ОТРЫВОК ТЕКСТА:

******************************

Мне в 1976 г. это пришлось испытать на себе, когда с послеоперационным диагнозом «тотальный панкреонекроз» лежал в волгоградской хирургии. Оценка врачей была однозначной: «жить не будет». Однако благодаря бескорыстной поддержке всех друзей выжил и, тьфу-тьфу, жив до сих пор. А ведь тогда жена, та самая Люда Толстых, о которой уже писал, сутками сидела возле койки да моталась ежедневно в аэропорт за присылаемыми из разных мест передачами с лекарствами. А лекарств надо было много, импортных и дорогих. Кто, каким образом их доставал в разных местах Союза, я не знаю и, наверное, никогда не узнаю, но недостатка в контрикале не было. Его слали из Томска и Москвы, Ленинграда и Симферополя, Владивостока и Новокузнецка, Новосибирска, Киева, Кемерова и т.д. Как-то врачи сказали: «Нужен цепарин». Люда позвонила по одному-двум телефонам, говорит: «Завтра будет». Потребовалось облепиховое масло – получили на следующий день. Так во всем. И это опять одна из особенностей этой несуществующей организации.
Еще две сценки из экспедиционной жизни КСЭ. Год 1961, КСЭ работает как отдельный отряд в составе экспедиции КМЕТа, руководимой К.П. Флоренским. Состав нашего отряда 51 человек. Всей экспедиции, часть участников которой работали там по одной – две недели, – 76. Естественно, что тон там задавали наши ребята. Взаимоотношения были вполне нормальными, но с оттенком вольности, свободы мнений и без всякого чинопочитания. Поэтому Кирилл Павлович, особенно на первых порах, предпочитал общаться с нашими кадрами через меня. Тем более, что прямой контакт у него вначале не получился. Вольница есть вольница. Но это не просто бесшабашный народ, а люди, сами себя обязавшие быть в экспедиции и выполнять все ее неписаные законы. Вот пара примеров из той жизни.
В самом начале экспедиции Леня Попов, отменный таежник и йог по призванию, получил задание дождаться в Ванаваре прилета очередной нашей группы, возглавить ее для движения по Куликовской тропе, а самое главное – обеспечить нормальную переправу через Чамбу, таежную реку, расположенную на полпути от Ванавары до центра и в это время весьма полноводную.

******************************

(Данные разбора макета страниц)
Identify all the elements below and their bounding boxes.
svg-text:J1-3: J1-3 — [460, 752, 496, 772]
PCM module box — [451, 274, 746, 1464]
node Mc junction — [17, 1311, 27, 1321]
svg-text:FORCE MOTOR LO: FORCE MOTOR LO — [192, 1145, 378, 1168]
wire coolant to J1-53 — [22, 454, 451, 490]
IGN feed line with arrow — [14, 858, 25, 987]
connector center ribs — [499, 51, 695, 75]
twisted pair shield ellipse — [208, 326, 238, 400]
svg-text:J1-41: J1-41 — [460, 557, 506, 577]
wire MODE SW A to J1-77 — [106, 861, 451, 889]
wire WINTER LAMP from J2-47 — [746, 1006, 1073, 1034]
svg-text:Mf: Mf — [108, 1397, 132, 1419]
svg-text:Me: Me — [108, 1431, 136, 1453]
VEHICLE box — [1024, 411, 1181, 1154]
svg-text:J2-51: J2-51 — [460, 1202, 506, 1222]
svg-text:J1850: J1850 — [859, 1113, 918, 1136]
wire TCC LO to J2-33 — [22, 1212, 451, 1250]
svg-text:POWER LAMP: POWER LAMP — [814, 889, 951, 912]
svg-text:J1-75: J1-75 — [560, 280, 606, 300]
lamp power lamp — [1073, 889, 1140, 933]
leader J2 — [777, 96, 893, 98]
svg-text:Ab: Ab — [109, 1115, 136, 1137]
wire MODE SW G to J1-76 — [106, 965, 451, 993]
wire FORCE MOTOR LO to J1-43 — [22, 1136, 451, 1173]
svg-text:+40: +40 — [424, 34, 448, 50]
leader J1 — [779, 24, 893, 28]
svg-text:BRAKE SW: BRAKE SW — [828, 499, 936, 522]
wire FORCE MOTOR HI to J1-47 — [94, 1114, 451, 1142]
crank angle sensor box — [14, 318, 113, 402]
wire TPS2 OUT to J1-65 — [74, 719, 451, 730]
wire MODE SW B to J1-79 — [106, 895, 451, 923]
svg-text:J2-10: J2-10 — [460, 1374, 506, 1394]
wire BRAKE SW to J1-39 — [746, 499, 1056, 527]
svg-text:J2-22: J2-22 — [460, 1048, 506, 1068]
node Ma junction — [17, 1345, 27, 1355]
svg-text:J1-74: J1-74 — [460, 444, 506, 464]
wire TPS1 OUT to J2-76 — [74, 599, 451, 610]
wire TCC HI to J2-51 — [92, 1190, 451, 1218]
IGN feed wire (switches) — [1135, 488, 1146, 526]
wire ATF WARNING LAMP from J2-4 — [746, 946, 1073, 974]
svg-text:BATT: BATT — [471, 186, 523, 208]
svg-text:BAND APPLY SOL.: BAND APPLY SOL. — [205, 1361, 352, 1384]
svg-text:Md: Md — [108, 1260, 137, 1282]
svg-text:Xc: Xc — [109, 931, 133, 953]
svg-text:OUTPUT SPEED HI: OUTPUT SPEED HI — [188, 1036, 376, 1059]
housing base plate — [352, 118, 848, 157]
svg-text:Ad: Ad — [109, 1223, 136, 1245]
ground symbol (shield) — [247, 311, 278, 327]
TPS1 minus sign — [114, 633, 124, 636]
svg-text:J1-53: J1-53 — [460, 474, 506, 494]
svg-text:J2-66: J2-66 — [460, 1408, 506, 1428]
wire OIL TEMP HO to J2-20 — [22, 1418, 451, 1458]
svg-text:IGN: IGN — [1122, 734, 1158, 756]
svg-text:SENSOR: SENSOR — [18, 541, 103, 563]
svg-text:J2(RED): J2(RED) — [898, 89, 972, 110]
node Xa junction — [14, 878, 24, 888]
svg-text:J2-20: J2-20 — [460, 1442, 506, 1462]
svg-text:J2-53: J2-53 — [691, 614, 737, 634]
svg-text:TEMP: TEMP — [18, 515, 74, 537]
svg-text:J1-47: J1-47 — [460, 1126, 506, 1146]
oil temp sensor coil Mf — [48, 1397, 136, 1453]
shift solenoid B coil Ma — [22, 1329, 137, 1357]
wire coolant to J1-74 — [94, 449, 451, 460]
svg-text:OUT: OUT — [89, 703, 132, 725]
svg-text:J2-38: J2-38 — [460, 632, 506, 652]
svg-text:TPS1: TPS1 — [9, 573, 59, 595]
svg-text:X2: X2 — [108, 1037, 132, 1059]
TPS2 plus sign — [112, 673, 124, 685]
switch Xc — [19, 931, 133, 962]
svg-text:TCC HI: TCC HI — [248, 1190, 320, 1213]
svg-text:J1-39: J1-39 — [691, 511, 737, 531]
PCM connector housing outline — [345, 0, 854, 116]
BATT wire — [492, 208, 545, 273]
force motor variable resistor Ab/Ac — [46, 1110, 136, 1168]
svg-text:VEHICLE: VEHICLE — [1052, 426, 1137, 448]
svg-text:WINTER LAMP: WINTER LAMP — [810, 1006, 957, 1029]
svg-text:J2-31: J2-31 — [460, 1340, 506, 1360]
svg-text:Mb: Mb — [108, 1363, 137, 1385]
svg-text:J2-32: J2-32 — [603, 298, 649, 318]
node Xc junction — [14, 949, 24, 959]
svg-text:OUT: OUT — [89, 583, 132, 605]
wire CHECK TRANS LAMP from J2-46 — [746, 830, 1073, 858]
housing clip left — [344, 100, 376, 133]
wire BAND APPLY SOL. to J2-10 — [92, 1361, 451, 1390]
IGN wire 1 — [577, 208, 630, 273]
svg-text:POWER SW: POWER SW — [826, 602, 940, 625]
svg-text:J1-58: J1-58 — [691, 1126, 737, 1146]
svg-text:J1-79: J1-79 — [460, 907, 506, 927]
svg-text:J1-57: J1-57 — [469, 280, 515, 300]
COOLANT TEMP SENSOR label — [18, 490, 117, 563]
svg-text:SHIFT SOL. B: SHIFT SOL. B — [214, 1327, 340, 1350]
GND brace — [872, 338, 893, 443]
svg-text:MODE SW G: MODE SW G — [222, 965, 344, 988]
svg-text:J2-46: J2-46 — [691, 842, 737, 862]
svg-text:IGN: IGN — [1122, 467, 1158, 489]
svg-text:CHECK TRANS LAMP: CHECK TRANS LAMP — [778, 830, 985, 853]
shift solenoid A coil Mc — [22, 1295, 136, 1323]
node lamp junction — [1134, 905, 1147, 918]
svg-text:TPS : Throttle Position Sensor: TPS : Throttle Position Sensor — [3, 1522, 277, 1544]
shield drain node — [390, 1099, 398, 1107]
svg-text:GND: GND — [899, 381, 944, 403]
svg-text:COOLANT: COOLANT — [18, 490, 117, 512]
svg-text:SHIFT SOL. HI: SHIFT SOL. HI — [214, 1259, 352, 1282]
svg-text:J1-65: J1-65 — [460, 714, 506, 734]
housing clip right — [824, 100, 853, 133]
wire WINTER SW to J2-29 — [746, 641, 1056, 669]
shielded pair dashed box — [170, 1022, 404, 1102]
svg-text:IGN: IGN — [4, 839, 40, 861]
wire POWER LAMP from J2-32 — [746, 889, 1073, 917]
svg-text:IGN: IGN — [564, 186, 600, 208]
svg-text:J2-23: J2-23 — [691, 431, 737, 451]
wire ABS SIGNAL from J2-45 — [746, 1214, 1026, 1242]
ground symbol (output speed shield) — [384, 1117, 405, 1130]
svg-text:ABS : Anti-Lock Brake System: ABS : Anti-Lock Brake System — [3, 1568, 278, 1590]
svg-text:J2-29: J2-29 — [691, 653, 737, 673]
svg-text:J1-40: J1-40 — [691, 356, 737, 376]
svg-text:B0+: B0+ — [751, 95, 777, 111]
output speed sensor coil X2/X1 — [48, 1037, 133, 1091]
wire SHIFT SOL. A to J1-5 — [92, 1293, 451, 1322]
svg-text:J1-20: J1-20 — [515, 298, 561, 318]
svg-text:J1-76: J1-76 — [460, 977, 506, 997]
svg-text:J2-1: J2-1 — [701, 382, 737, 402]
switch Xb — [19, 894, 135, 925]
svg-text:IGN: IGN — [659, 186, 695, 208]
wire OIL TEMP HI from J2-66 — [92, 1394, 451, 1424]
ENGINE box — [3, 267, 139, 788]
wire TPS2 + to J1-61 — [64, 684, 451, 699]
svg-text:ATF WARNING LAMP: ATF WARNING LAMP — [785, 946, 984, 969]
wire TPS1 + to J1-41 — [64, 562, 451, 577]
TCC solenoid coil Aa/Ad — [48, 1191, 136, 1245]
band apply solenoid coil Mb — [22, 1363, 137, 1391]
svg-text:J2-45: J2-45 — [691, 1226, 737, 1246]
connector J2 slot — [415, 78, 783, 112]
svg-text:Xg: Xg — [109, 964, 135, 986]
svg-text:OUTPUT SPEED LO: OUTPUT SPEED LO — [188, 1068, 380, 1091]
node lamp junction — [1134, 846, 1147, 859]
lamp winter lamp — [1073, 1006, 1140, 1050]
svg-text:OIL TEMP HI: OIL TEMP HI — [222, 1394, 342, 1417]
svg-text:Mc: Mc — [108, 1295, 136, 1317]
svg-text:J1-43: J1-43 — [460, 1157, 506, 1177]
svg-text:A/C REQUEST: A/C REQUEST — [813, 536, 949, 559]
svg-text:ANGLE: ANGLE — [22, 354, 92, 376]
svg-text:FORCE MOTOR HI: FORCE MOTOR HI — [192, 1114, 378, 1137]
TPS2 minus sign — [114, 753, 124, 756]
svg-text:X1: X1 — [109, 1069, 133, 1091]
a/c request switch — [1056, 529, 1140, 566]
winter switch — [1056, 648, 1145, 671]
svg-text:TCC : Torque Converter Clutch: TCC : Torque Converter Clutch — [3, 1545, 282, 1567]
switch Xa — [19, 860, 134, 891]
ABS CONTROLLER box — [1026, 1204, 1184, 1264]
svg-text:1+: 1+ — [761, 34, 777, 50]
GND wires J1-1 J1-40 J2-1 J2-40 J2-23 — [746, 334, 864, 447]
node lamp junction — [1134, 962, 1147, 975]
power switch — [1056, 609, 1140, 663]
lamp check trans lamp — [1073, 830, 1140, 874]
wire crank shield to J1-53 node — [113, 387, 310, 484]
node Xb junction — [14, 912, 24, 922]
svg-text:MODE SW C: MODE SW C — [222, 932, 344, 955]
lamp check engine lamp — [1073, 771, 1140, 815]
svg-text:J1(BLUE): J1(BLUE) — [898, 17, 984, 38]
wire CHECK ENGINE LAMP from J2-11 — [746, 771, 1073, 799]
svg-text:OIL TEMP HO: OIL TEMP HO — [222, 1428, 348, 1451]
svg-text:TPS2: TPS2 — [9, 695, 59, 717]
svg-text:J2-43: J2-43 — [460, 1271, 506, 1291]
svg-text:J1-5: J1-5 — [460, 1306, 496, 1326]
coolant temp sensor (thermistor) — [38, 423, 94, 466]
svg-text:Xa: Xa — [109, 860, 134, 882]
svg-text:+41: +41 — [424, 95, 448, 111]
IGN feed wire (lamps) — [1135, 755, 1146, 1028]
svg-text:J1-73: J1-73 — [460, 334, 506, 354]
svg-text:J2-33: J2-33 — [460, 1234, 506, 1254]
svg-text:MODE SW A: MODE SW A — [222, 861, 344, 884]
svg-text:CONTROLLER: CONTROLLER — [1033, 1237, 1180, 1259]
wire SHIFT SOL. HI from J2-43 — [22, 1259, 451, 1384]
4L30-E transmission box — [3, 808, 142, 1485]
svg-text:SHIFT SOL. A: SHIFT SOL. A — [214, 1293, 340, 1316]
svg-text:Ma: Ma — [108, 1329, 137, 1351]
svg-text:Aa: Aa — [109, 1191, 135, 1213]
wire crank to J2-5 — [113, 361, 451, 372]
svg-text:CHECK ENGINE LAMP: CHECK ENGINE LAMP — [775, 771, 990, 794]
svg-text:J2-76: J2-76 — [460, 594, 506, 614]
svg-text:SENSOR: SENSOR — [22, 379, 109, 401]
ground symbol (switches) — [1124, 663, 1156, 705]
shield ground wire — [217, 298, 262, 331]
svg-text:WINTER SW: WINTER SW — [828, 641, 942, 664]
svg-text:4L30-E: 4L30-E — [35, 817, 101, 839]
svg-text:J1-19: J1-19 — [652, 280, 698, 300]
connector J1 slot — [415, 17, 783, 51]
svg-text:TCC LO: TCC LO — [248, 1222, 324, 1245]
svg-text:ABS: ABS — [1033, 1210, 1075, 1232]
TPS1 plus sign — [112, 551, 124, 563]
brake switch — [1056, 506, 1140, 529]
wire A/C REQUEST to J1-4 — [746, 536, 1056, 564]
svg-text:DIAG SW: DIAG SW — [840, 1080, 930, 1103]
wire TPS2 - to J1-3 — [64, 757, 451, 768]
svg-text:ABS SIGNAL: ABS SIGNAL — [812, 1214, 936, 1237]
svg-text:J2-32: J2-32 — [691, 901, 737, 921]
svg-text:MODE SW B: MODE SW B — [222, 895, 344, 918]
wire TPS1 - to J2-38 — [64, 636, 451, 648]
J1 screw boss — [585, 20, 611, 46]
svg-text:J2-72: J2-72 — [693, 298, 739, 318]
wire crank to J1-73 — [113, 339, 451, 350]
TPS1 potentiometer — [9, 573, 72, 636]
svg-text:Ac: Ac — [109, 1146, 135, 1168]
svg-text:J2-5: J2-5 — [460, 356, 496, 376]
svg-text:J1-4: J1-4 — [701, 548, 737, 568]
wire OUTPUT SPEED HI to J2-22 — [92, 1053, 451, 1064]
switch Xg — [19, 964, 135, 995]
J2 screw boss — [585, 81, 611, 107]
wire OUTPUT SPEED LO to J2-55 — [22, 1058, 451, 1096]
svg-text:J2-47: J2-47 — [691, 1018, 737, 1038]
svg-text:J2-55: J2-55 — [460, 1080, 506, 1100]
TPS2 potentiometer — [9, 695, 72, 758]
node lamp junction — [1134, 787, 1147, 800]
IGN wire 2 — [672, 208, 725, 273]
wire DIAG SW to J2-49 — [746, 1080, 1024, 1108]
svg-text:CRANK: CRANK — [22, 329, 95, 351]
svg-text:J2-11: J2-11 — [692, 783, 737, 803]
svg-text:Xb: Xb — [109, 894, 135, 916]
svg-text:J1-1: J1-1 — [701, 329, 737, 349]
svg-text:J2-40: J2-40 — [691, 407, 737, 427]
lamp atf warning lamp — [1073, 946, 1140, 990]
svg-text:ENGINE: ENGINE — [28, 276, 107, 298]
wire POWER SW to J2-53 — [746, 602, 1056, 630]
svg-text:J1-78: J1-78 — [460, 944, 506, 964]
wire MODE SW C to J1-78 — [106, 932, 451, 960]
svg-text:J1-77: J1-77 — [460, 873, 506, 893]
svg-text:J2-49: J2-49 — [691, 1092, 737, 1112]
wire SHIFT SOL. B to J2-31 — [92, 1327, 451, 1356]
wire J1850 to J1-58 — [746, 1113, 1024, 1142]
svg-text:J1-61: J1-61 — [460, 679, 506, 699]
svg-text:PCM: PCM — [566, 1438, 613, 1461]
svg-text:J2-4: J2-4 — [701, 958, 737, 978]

******************************

ЗАДАНИЯ:
A - Перепишите из отрывка воспоминаний часть, которая начинается со слов «В самом начале» и идет до слов «время весьма полноводную.» включительно.
B - Объясните по отрывку воспоминаний, почему К.П. Флоренский на первых порах предпочитал общаться с ребятами из КСЭ через автора.
C - Продолжите отрывок воспоминаний об экспедиции КСЭ с того места, где он заканчивается.
Эти материалы взяты из другого источника.

ОТВЕТЫ К ЗАДАНИЯМ:
A -
В самом начале экспедиции Леня Попов, отменный таежник и йог по призванию, получил задание дождаться в Ванаваре прилета очередной нашей группы, возглавить ее для движения по Куликовской тропе, а самое главное – обеспечить нормальную переправу через Чамбу, таежную реку, расположенную на полпути от Ванавары до центра и в это время весьма полноводную.

B - Отношения в экспедиции были нормальными, но вольными: со свободой мнений и без всякого чинопочитания, а тон задавали ребята из КСЭ. К тому же прямой контакт с ними у Флоренского вначале не получился.

C -
Однако Леня, услышав, что организуется маршрут, в котором он тоже хотел бы участвовать, сел в попутный вертолет и прилетел на Заимку. Спрашиваю его, а как же быть с переправой группы? Отвечает, что они как-нибудь сами справятся. Кратко и достаточно резко говорю: «Бери на неделю продукты, лодку резиновую и через пару часов двигайся на Чамбу (до которой более 40 километров), дожидайся группу». Недовольный Леня ушел. Здесь Кирилл Павлович, присутствовавший при разговоре и уже немножко познавший наш стиль взаимодействий между собой «на ты и запросто», изумленно говорит: «И Вы думаете, что он пойдет?» Недоумение у меня: «А как же иначе?» Когда Леня действительно ушел, и не через два часа, а через час, Кирилл Павлович стал совсем по-иному относиться ко всей этой внешне разболтанной компании.
Другой пример того же рода. Недели через три после начала работ экспедиции появился в ней Кронид Любарский, тогда астроном, впоследствии известный правозащитник, недавно погибший. Мне довелось быть случайным свидетелем, когда после первых часов знакомства с нашей братией приходит он к Флоренскому и прямо говорит: «Кирилл Павлович, где Вы эту шантрапу набрали? С ними просто невозможно работать. Они же никого не признают!»
Проходит месяц или два. Подходит ко мне Кронид, спрашивает, как ему вступить в КСЭ, кому писать заявление. Напоминаю о том первичном разговоре с К.П. Смеется: «Я ведь тогда ничего не знал о КСЭ, а сейчас хотел бы быть в ее составе».